WRITTEN TASK: Which lines of the records contain "блокнотов"? Collect every one of them.

Stored records:
··········

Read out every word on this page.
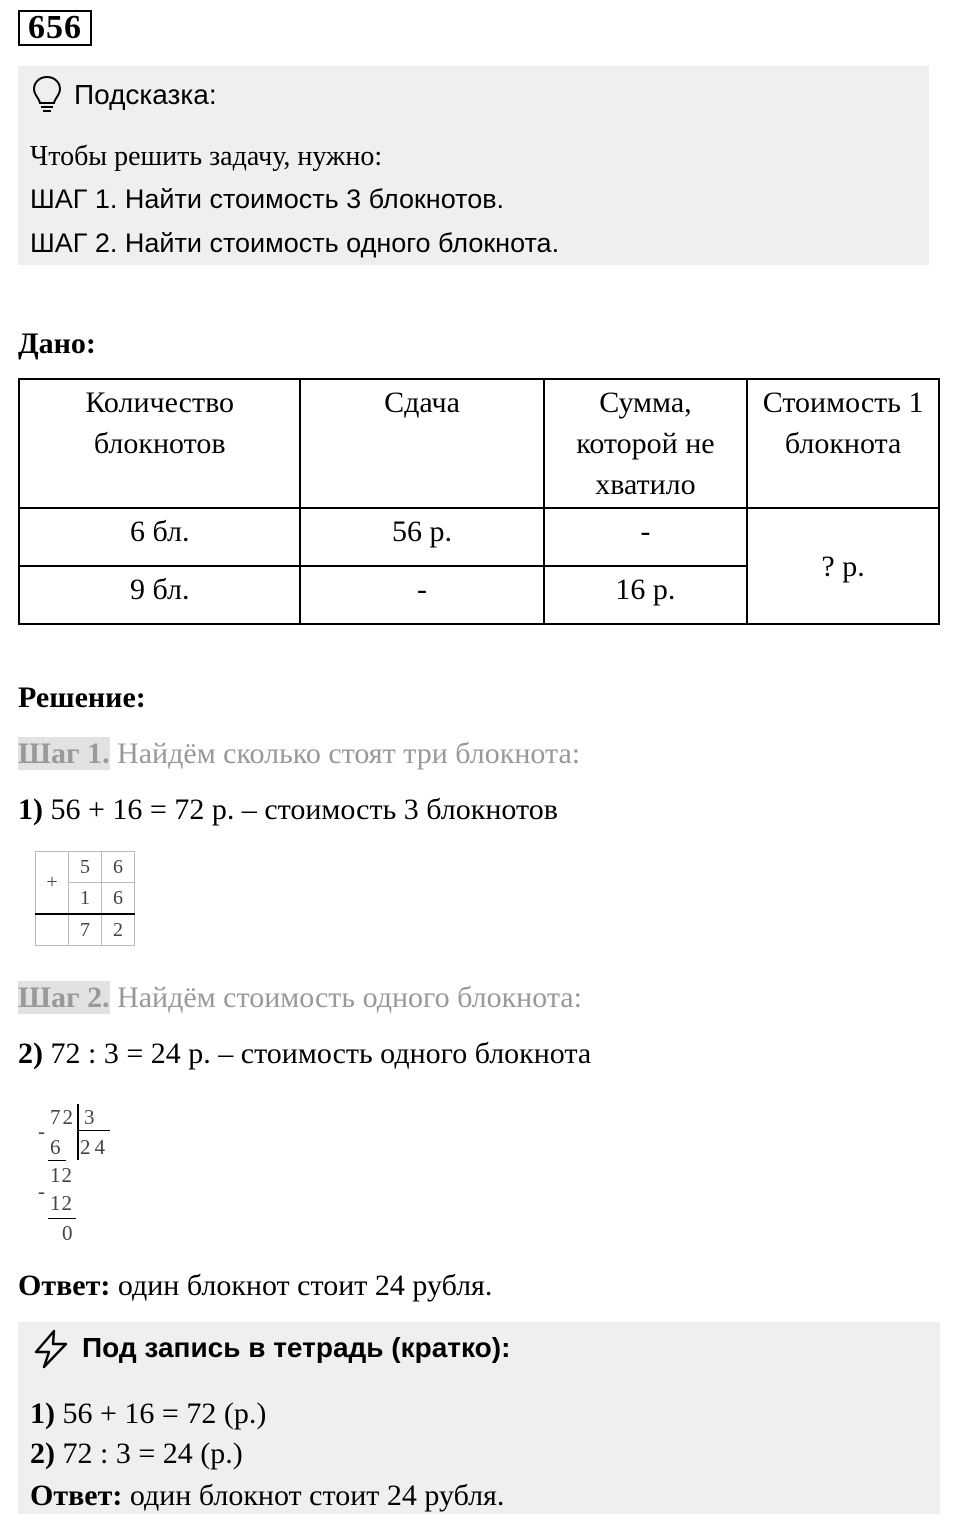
656
Подсказка:
Чтобы решить задачу, нужно:
ШАГ 1. Найти стоимость 3 блокнотов.
ШАГ 2. Найти стоимость одного блокнота.
Дано:
Количество блокнотов	Сдача	Сумма, которой не хватило	Стоимость 1 блокнота
6 бл.	56 р.	-	? р.
9 бл.	-	16 р.	
Решение:
Шаг 1. Найдём сколько стоят три блокнота:
1) 56 + 16 = 72 р. – стоимость 3 блокнотов
+	5	6
	1	6
	7	2
Шаг 2. Найдём стоимость одного блокнота:
2) 72 : 3 = 24 р. – стоимость одного блокнота
72 3
24
-
6
12
- 12
0
Ответ: один блокнот стоит 24 рубля.
Под запись в тетрадь (кратко):
1) 56 + 16 = 72 (р.)
2) 72 : 3 = 24 (р.)
Ответ: один блокнот стоит 24 рубля.
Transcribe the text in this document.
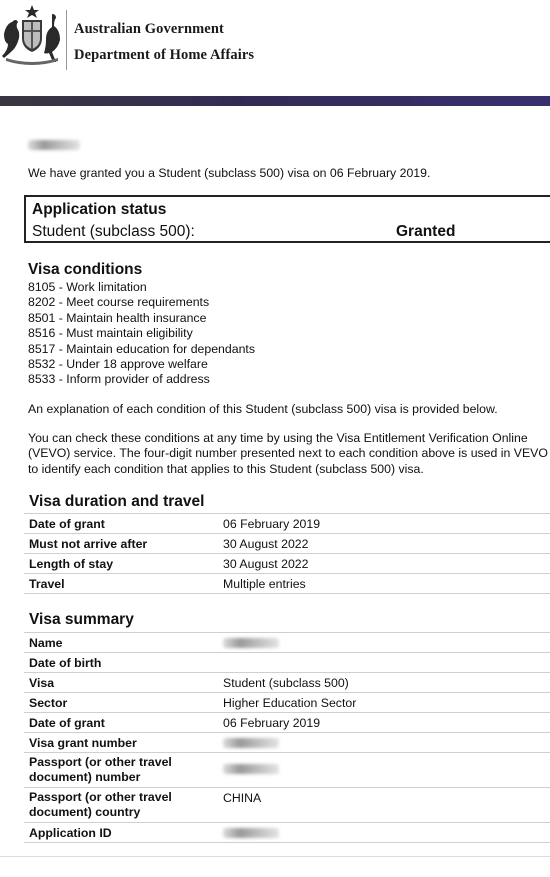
Australian Government
Department of Home Affairs
We have granted you a Student (subclass 500) visa on 06 February 2019.
Application status
Student (subclass 500):	Granted
Visa conditions
8105 - Work limitation
8202 - Meet course requirements
8501 - Maintain health insurance
8516 - Must maintain eligibility
8517 - Maintain education for dependants
8532 - Under 18 approve welfare
8533 - Inform provider of address

An explanation of each condition of this Student (subclass 500) visa is provided below.

You can check these conditions at any time by using the Visa Entitlement Verification Online (VEVO) service. The four-digit number presented next to each condition above is used in VEVO to identify each condition that applies to this Student (subclass 500) visa.

Visa duration and travel
Date of grant	06 February 2019
Must not arrive after	30 August 2022
Length of stay	30 August 2022
Travel	Multiple entries
Visa summary
Name	
Date of birth	
Visa	Student (subclass 500)
Sector	Higher Education Sector
Date of grant	06 February 2019
Visa grant number	
Passport (or other travel document) number	
Passport (or other travel document) country	CHINA
Application ID	
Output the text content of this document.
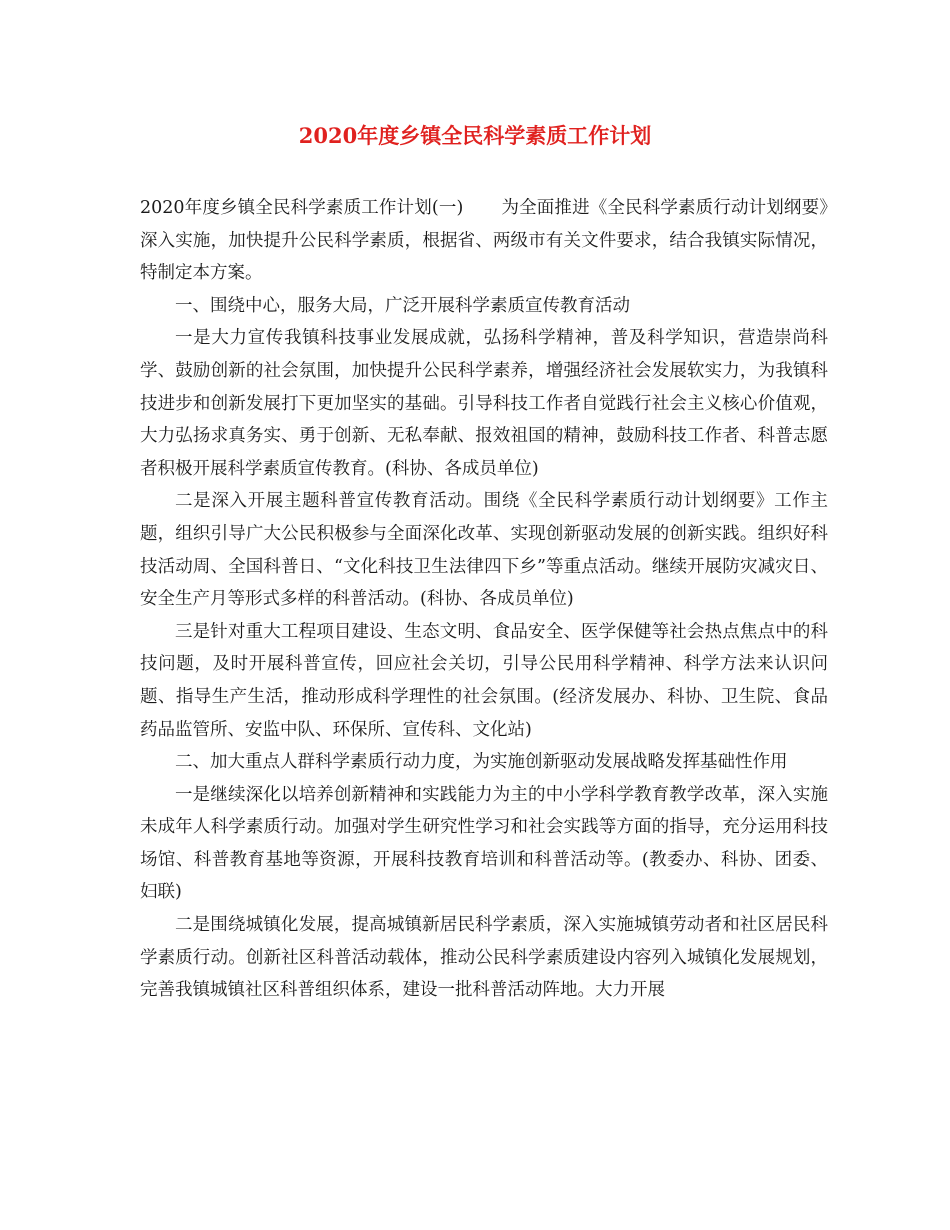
2020年度乡镇全民科学素质工作计划

2020年度乡镇全民科学素质工作计划(一) 为全面推进《全民科学素质行动计划纲要》深入实施，加快提升公民科学素质，根据省、两级市有关文件要求，结合我镇实际情况，特制定本方案。

一、围绕中心，服务大局，广泛开展科学素质宣传教育活动

一是大力宣传我镇科技事业发展成就，弘扬科学精神，普及科学知识，营造崇尚科学、鼓励创新的社会氛围，加快提升公民科学素养，增强经济社会发展软实力，为我镇科技进步和创新发展打下更加坚实的基础。引导科技工作者自觉践行社会主义核心价值观，大力弘扬求真务实、勇于创新、无私奉献、报效祖国的精神，鼓励科技工作者、科普志愿者积极开展科学素质宣传教育。(科协、各成员单位)

二是深入开展主题科普宣传教育活动。围绕《全民科学素质行动计划纲要》工作主题，组织引导广大公民积极参与全面深化改革、实现创新驱动发展的创新实践。组织好科技活动周、全国科普日、“文化科技卫生法律四下乡”等重点活动。继续开展防灾减灾日、安全生产月等形式多样的科普活动。(科协、各成员单位)

三是针对重大工程项目建设、生态文明、食品安全、医学保健等社会热点焦点中的科技问题，及时开展科普宣传，回应社会关切，引导公民用科学精神、科学方法来认识问题、指导生产生活，推动形成科学理性的社会氛围。(经济发展办、科协、卫生院、食品药品监管所、安监中队、环保所、宣传科、文化站)

二、加大重点人群科学素质行动力度，为实施创新驱动发展战略发挥基础性作用

一是继续深化以培养创新精神和实践能力为主的中小学科学教育教学改革，深入实施未成年人科学素质行动。加强对学生研究性学习和社会实践等方面的指导，充分运用科技场馆、科普教育基地等资源，开展科技教育培训和科普活动等。(教委办、科协、团委、妇联)

二是围绕城镇化发展，提高城镇新居民科学素质，深入实施城镇劳动者和社区居民科学素质行动。创新社区科普活动载体，推动公民科学素质建设内容列入城镇化发展规划，完善我镇城镇社区科普组织体系，建设一批科普活动阵地。大力开展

··········

CORRECT ANSWER:
ШАГ 1. Найти стоимость 3 блокнотов.
Количество блокнотов	Сдача	Сумма, которой не хватило	Стоимость 1 блокнота
1) 56 + 16 = 72 р. – стоимость 3 блокнотов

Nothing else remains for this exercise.